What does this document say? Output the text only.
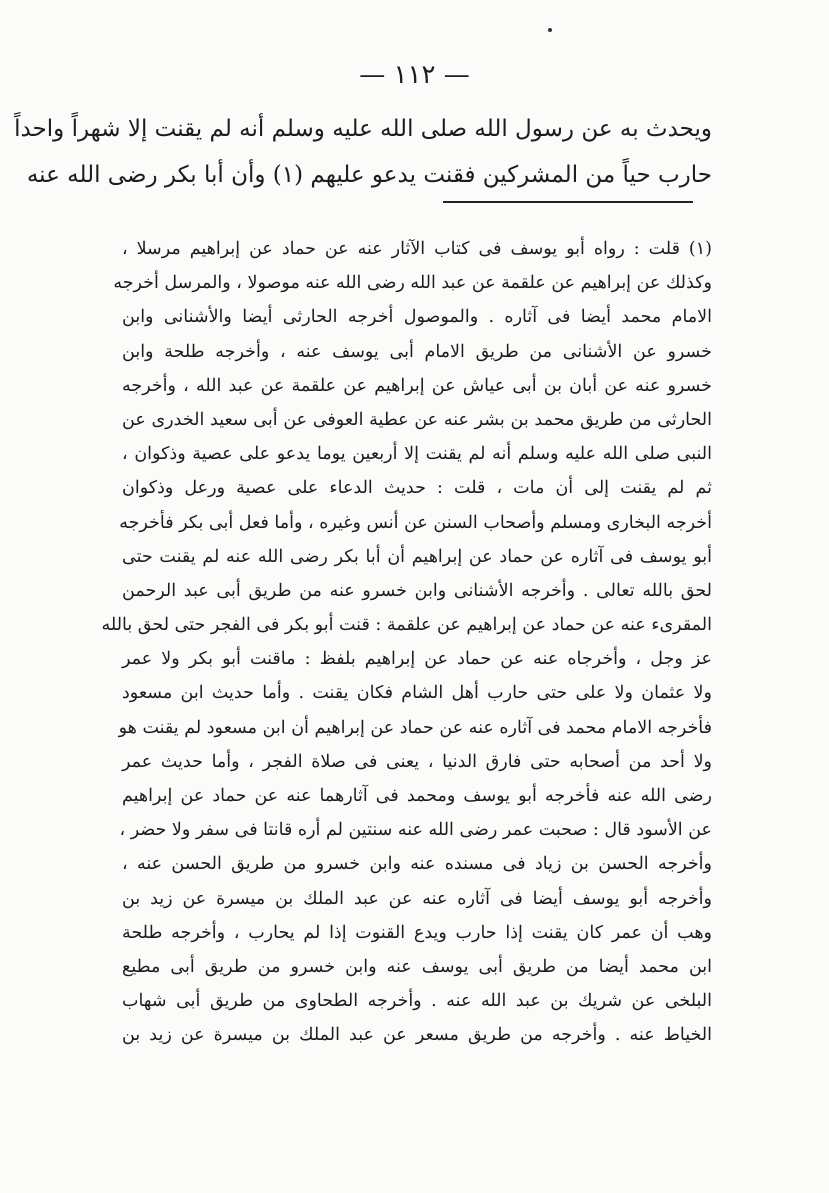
— ١١٢ —
ويحدث به عن رسول الله صلى الله عليه وسلم أنه لم يقنت إلا شهراً واحداً
حارب حياً من المشركين فقنت يدعو عليهم (١) وأن أبا بكر رضى الله عنه
(١) قلت : رواه أبو يوسف فى كتاب الآثار عنه عن حماد عن إبراهيم مرسلا ،
وكذلك عن إبراهيم عن علقمة عن عبد الله رضى الله عنه موصولا ، والمرسل أخرجه
الامام محمد أيضا فى آثاره . والموصول أخرجه الحارثى أيضا والأشنانى وابن
خسرو عن الأشنانى من طريق الامام أبى يوسف عنه ، وأخرجه طلحة وابن
خسرو عنه عن أبان بن أبى عياش عن إبراهيم عن علقمة عن عبد الله ، وأخرجه
الحارثى من طريق محمد بن بشر عنه عن عطية العوفى عن أبى سعيد الخدرى عن
النبى صلى الله عليه وسلم أنه لم يقنت إلا أربعين يوما يدعو على عصية وذكوان ،
ثم لم يقنت إلى أن مات ، قلت : حديث الدعاء على عصية ورعل وذكوان
أخرجه البخارى ومسلم وأصحاب السنن عن أنس وغيره ، وأما فعل أبى بكر فأخرجه
أبو يوسف فى آثاره عن حماد عن إبراهيم أن أبا بكر رضى الله عنه لم يقنت حتى
لحق بالله تعالى . وأخرجه الأشنانى وابن خسرو عنه من طريق أبى عبد الرحمن
المقرىء عنه عن حماد عن إبراهيم عن علقمة : قنت أبو بكر فى الفجر حتى لحق بالله
عز وجل ، وأخرجاه عنه عن حماد عن إبراهيم بلفظ : ماقنت أبو بكر ولا عمر
ولا عثمان ولا على حتى حارب أهل الشام فكان يقنت . وأما حديث ابن مسعود
فأخرجه الامام محمد فى آثاره عنه عن حماد عن إبراهيم أن ابن مسعود لم يقنت هو
ولا أحد من أصحابه حتى فارق الدنيا ، يعنى فى صلاة الفجر ، وأما حديث عمر
رضى الله عنه فأخرجه أبو يوسف ومحمد فى آثارهما عنه عن حماد عن إبراهيم
عن الأسود قال : صحبت عمر رضى الله عنه سنتين لم أره قانتا فى سفر ولا حضر ،
وأخرجه الحسن بن زياد فى مسنده عنه وابن خسرو من طريق الحسن عنه ،
وأخرجه أبو يوسف أيضا فى آثاره عنه عن عبد الملك بن ميسرة عن زيد بن
وهب أن عمر كان يقنت إذا حارب ويدع القنوت إذا لم يحارب ، وأخرجه طلحة
ابن محمد أيضا من طريق أبى يوسف عنه وابن خسرو من طريق أبى مطيع
البلخى عن شريك بن عبد الله عنه . وأخرجه الطحاوى من طريق أبى شهاب
الخياط عنه . وأخرجه من طريق مسعر عن عبد الملك بن ميسرة عن زيد بن
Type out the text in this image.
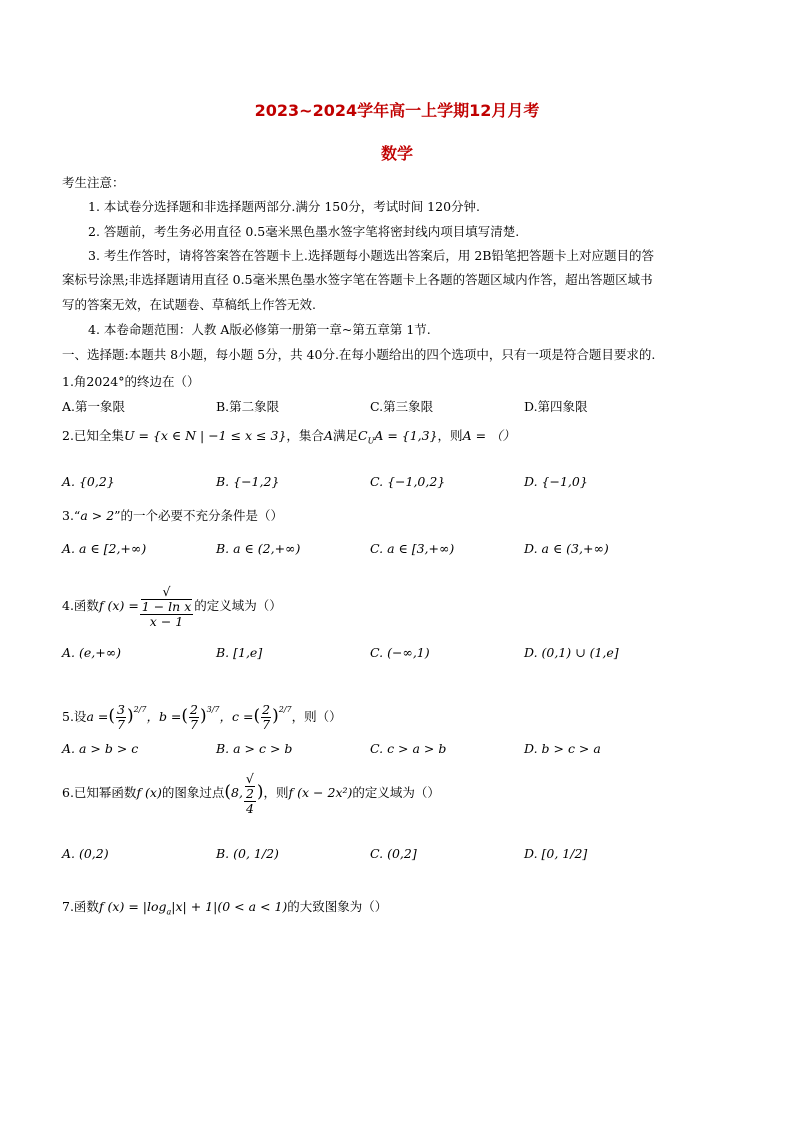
2023~2024学年高一上学期12月月考
数学
考生注意：
1. 本试卷分选择题和非选择题两部分.满分 150分，考试时间 120分钟.
2. 答题前，考生务必用直径 0.5毫米黑色墨水签字笔将密封线内项目填写清楚.
3. 考生作答时，请将答案答在答题卡上.选择题每小题选出答案后，用 2B铅笔把答题卡上对应题目的答
案标号涂黑;非选择题请用直径 0.5毫米黑色墨水签字笔在答题卡上各题的答题区域内作答，超出答题区域书
写的答案无效，在试题卷、草稿纸上作答无效.
4. 本卷命题范围：人教 A版必修第一册第一章~第五章第 1节.
一、选择题:本题共 8小题，每小题 5分，共 40分.在每小题给出的四个选项中，只有一项是符合题目要求的.
1.角2024°的终边在（）
A.第一象限	B.第二象限	C.第三象限	D.第四象限
2.已知全集U = {x ∈ N | −1 ≤ x ≤ 3}，集合A满足$C_UA = \{1,3\}$，则A = （）
A. {0,2}	B. {−1,2}	C. {−1,0,2}	D. {−1,0}
3.“a > 2”的一个必要不充分条件是（）
A. a ∈ [2,+∞)	B. a ∈ (2,+∞)	C. a ∈ [3,+∞)	D. a ∈ (3,+∞)
4.函数f (x) = √
1 − ln x
x − 1 的定义域为（）
A. (e,+∞)	B. [1,e]	C. (−∞,1)	D. (0,1) ∪ (1,e]
5.设a =( $\frac{3}{7} )^{2/7}$，b =( $\frac{2}{7} )^{3/7}$，c =( $\frac{2}{7} )^{2/7}$，则（）
A. a > b > c	B. a > c > b	C. c > a > b	D. b > c > a
6.已知幂函数f (x)的图象过点(8, √
2
4 )，则f (x − 2x²)的定义域为（）
A. (0,2)	B. (0, 1/2)	C. (0,2]	D. [0, 1/2]
7.函数f $(x) = |\log_a|x| + 1|(0 < a < 1)$的大致图象为（）
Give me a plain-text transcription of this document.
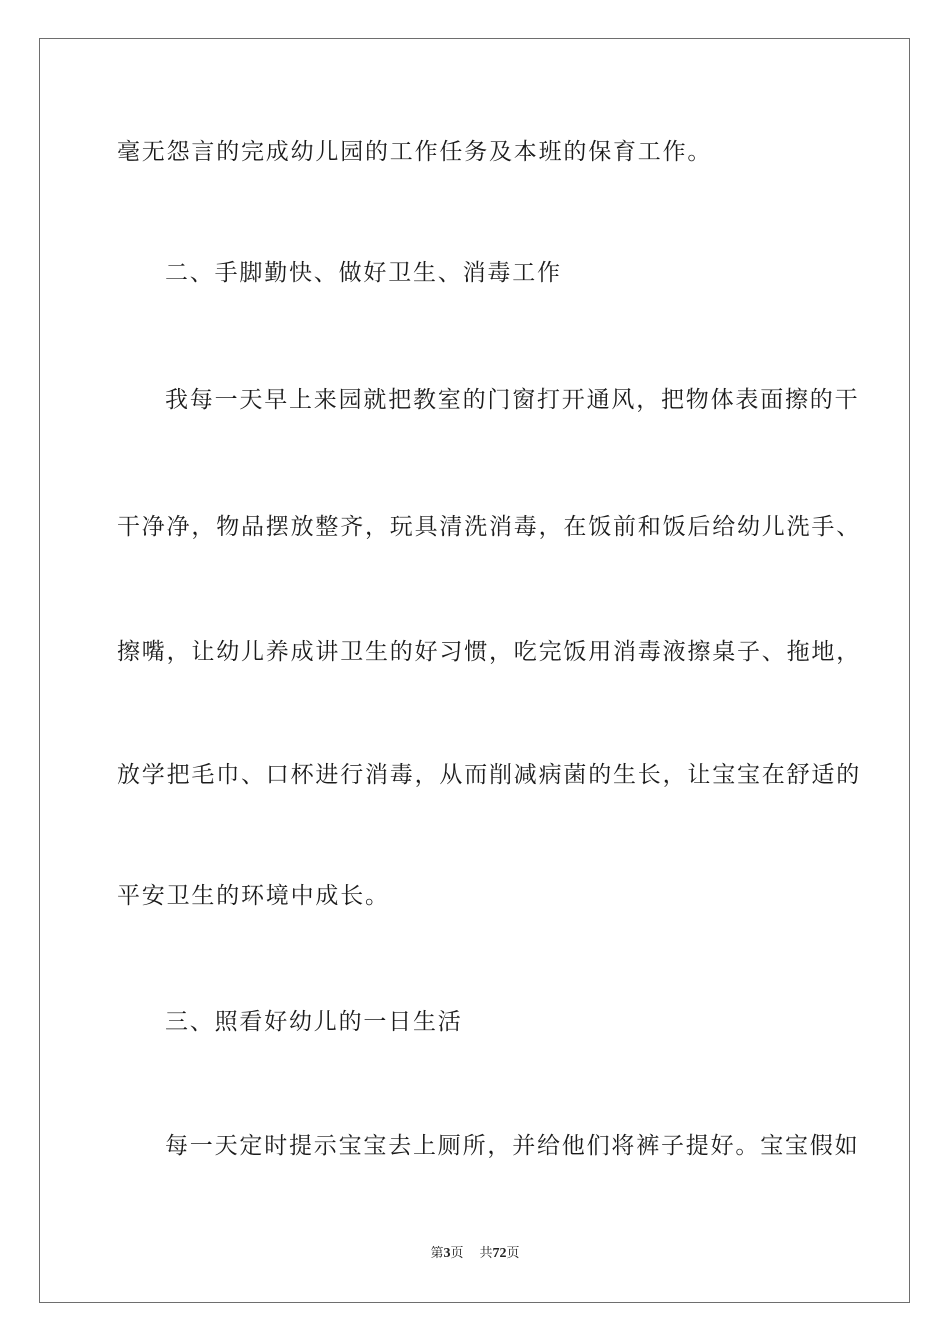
毫无怨言的完成幼儿园的工作任务及本班的保育工作。
二、手脚勤快、做好卫生、消毒工作
我每一天早上来园就把教室的门窗打开通风，把物体表面擦的干
干净净，物品摆放整齐，玩具清洗消毒，在饭前和饭后给幼儿洗手、
擦嘴，让幼儿养成讲卫生的好习惯，吃完饭用消毒液擦桌子、拖地，
放学把毛巾、口杯进行消毒，从而削减病菌的生长，让宝宝在舒适的
平安卫生的环境中成长。
三、照看好幼儿的一日生活
每一天定时提示宝宝去上厕所，并给他们将裤子提好。宝宝假如
第3页 共72页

════════════════════

From the line with "Type out the text in this image." down to the end of the entries, retype each line exactly as written, but drop the pictures.

## Full solution
Type out the text in this image.
2023~2024学年高一上学期12月月考
数学
考生注意：
1. 本试卷分选择题和非选择题两部分.满分 150分，考试时间 120分钟.
2. 答题前，考生务必用直径 0.5毫米黑色墨水签字笔将密封线内项目填写清楚.
3. 考生作答时，请将答案答在答题卡上.选择题每小题选出答案后，用 2B铅笔把答题卡上对应题目的答
案标号涂黑;非选择题请用直径 0.5毫米黑色墨水签字笔在答题卡上各题的答题区域内作答，超出答题区域书
写的答案无效，在试题卷、草稿纸上作答无效.
4. 本卷命题范围：人教 A版必修第一册第一章~第五章第 1节.
一、选择题:本题共 8小题，每小题 5分，共 40分.在每小题给出的四个选项中，只有一项是符合题目要求的.
1.角2024°的终边在（）
A.第一象限	B.第二象限	C.第三象限	D.第四象限
2.已知全集U = {x ∈ N | −1 ≤ x ≤ 3}，集合A满足$C_UA = \{1,3\}$，则A = （）
A. {0,2}	B. {−1,2}	C. {−1,0,2}	D. {−1,0}
3.“a > 2”的一个必要不充分条件是（）
A. a ∈ [2,+∞)	B. a ∈ (2,+∞)	C. a ∈ [3,+∞)	D. a ∈ (3,+∞)
4.函数f (x) = √
1 − ln x
x − 1 的定义域为（）
A. (e,+∞)	B. [1,e]	C. (−∞,1)	D. (0,1) ∪ (1,e]
5.设a =( $\frac{3}{7} )^{2/7}$，b =( $\frac{2}{7} )^{3/7}$，c =( $\frac{2}{7} )^{2/7}$，则（）
A. a > b > c	B. a > c > b	C. c > a > b	D. b > c > a
6.已知幂函数f (x)的图象过点(8, √
2
4 )，则f (x − 2x²)的定义域为（）
A. (0,2)	B. (0, 1/2)	C. (0,2]	D. [0, 1/2]
7.函数f $(x) = |\log_a|x| + 1|(0 < a < 1)$的大致图象为（）
Give me a plain-text transcription of this document.
毫无怨言的完成幼儿园的工作任务及本班的保育工作。
二、手脚勤快、做好卫生、消毒工作
我每一天早上来园就把教室的门窗打开通风，把物体表面擦的干
干净净，物品摆放整齐，玩具清洗消毒，在饭前和饭后给幼儿洗手、
擦嘴，让幼儿养成讲卫生的好习惯，吃完饭用消毒液擦桌子、拖地，
放学把毛巾、口杯进行消毒，从而削减病菌的生长，让宝宝在舒适的
平安卫生的环境中成长。
三、照看好幼儿的一日生活
每一天定时提示宝宝去上厕所，并给他们将裤子提好。宝宝假如
第3页 共72页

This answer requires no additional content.